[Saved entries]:
--------------------
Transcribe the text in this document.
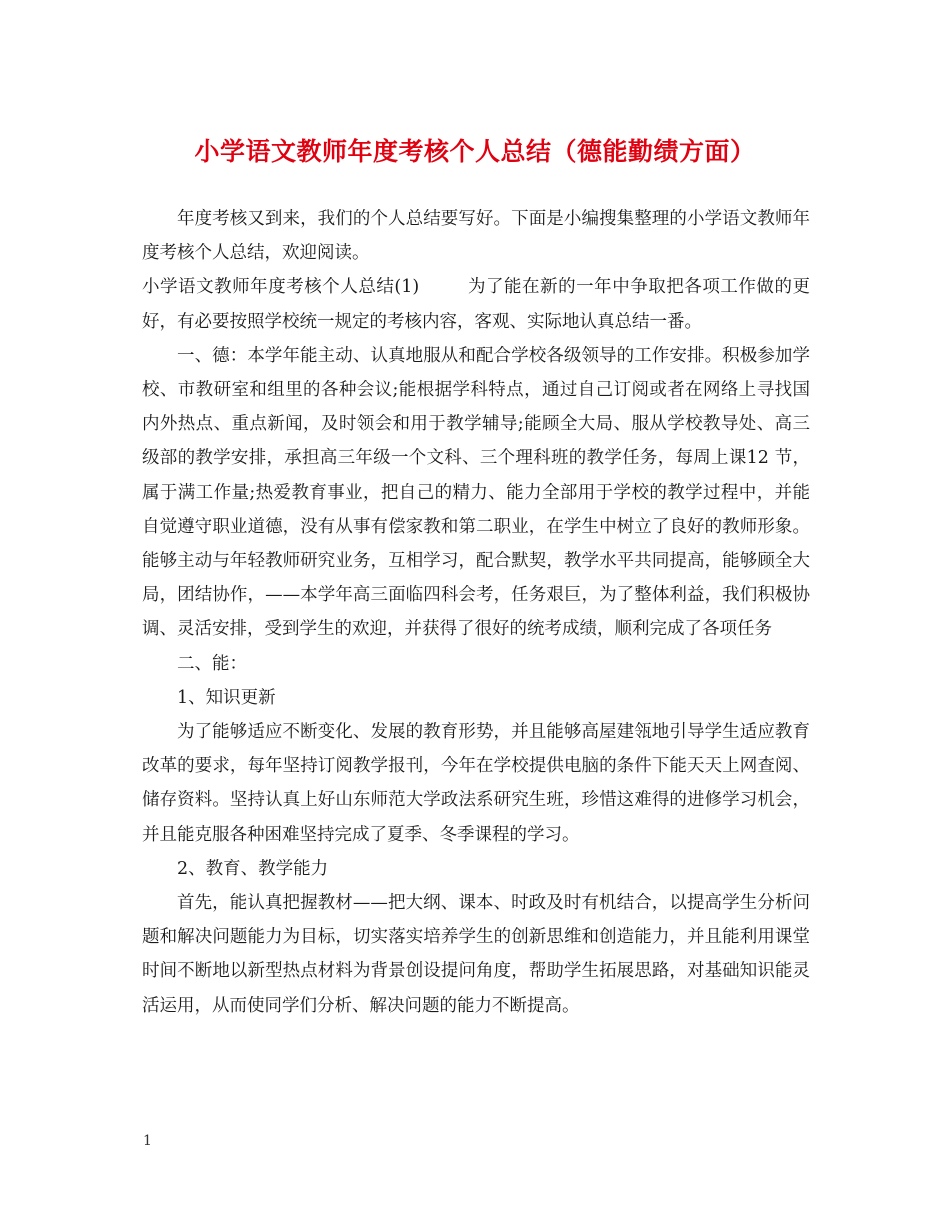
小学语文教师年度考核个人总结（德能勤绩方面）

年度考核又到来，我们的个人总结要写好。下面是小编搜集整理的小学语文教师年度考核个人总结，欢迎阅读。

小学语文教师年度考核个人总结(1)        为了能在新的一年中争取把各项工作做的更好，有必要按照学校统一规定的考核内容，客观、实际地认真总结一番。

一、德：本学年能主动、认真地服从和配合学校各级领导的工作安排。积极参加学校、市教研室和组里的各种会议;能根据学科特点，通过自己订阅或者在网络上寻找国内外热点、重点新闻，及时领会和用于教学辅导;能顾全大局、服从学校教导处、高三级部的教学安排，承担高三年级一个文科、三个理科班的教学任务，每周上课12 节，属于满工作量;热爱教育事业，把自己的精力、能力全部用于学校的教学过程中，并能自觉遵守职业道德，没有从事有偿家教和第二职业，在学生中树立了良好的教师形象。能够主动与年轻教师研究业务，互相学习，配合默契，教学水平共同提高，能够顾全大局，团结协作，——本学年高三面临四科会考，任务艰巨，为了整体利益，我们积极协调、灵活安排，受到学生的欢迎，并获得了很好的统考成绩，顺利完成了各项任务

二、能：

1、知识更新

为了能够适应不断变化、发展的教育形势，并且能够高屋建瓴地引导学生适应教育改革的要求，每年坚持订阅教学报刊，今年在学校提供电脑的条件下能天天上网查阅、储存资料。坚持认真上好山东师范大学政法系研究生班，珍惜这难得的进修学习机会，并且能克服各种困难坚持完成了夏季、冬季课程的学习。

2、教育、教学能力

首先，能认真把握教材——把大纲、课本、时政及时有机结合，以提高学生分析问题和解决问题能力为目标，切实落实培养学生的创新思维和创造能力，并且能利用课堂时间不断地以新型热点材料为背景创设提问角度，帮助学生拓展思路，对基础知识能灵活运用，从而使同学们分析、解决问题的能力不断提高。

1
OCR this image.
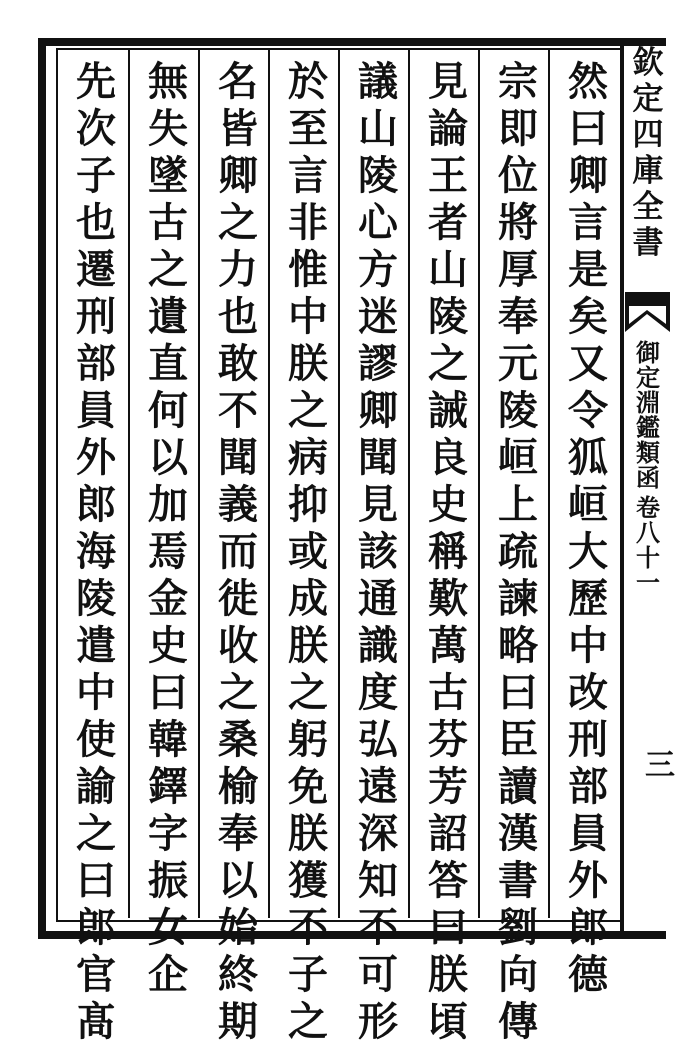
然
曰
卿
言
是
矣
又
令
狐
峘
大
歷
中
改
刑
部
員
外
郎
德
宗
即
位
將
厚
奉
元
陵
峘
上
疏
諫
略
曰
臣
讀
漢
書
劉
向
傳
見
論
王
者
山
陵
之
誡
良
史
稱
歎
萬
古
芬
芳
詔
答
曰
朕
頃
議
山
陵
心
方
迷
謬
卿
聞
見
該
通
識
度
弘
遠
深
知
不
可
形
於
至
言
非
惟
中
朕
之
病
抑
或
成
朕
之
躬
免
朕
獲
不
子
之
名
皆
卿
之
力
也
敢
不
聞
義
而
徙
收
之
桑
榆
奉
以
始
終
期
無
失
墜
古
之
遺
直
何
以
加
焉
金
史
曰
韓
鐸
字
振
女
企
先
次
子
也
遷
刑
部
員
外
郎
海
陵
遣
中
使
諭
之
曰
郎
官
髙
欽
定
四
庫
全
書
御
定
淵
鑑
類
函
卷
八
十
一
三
--------------------
[Problem statement]:
Reproduce the records above exactly, leaving out every picture they contain.

[Full answer]:
Transcribe the text in this document.
小学语文教师年度考核个人总结（德能勤绩方面）

年度考核又到来，我们的个人总结要写好。下面是小编搜集整理的小学语文教师年度考核个人总结，欢迎阅读。

小学语文教师年度考核个人总结(1)        为了能在新的一年中争取把各项工作做的更好，有必要按照学校统一规定的考核内容，客观、实际地认真总结一番。

一、德：本学年能主动、认真地服从和配合学校各级领导的工作安排。积极参加学校、市教研室和组里的各种会议;能根据学科特点，通过自己订阅或者在网络上寻找国内外热点、重点新闻，及时领会和用于教学辅导;能顾全大局、服从学校教导处、高三级部的教学安排，承担高三年级一个文科、三个理科班的教学任务，每周上课12 节，属于满工作量;热爱教育事业，把自己的精力、能力全部用于学校的教学过程中，并能自觉遵守职业道德，没有从事有偿家教和第二职业，在学生中树立了良好的教师形象。能够主动与年轻教师研究业务，互相学习，配合默契，教学水平共同提高，能够顾全大局，团结协作，——本学年高三面临四科会考，任务艰巨，为了整体利益，我们积极协调、灵活安排，受到学生的欢迎，并获得了很好的统考成绩，顺利完成了各项任务

二、能：

1、知识更新

为了能够适应不断变化、发展的教育形势，并且能够高屋建瓴地引导学生适应教育改革的要求，每年坚持订阅教学报刊，今年在学校提供电脑的条件下能天天上网查阅、储存资料。坚持认真上好山东师范大学政法系研究生班，珍惜这难得的进修学习机会，并且能克服各种困难坚持完成了夏季、冬季课程的学习。

2、教育、教学能力

首先，能认真把握教材——把大纲、课本、时政及时有机结合，以提高学生分析问题和解决问题能力为目标，切实落实培养学生的创新思维和创造能力，并且能利用课堂时间不断地以新型热点材料为背景创设提问角度，帮助学生拓展思路，对基础知识能灵活运用，从而使同学们分析、解决问题的能力不断提高。

1
OCR this image.
然
曰
卿
言
是
矣
又
令
狐
峘
大
歷
中
改
刑
部
員
外
郎
德
宗
即
位
將
厚
奉
元
陵
峘
上
疏
諫
略
曰
臣
讀
漢
書
劉
向
傳
見
論
王
者
山
陵
之
誡
良
史
稱
歎
萬
古
芬
芳
詔
答
曰
朕
頃
議
山
陵
心
方
迷
謬
卿
聞
見
該
通
識
度
弘
遠
深
知
不
可
形
於
至
言
非
惟
中
朕
之
病
抑
或
成
朕
之
躬
免
朕
獲
不
子
之
名
皆
卿
之
力
也
敢
不
聞
義
而
徙
收
之
桑
榆
奉
以
始
終
期
無
失
墜
古
之
遺
直
何
以
加
焉
金
史
曰
韓
鐸
字
振
女
企
先
次
子
也
遷
刑
部
員
外
郎
海
陵
遣
中
使
諭
之
曰
郎
官
髙
欽
定
四
庫
全
書
御
定
淵
鑑
類
函
卷
八
十
一
三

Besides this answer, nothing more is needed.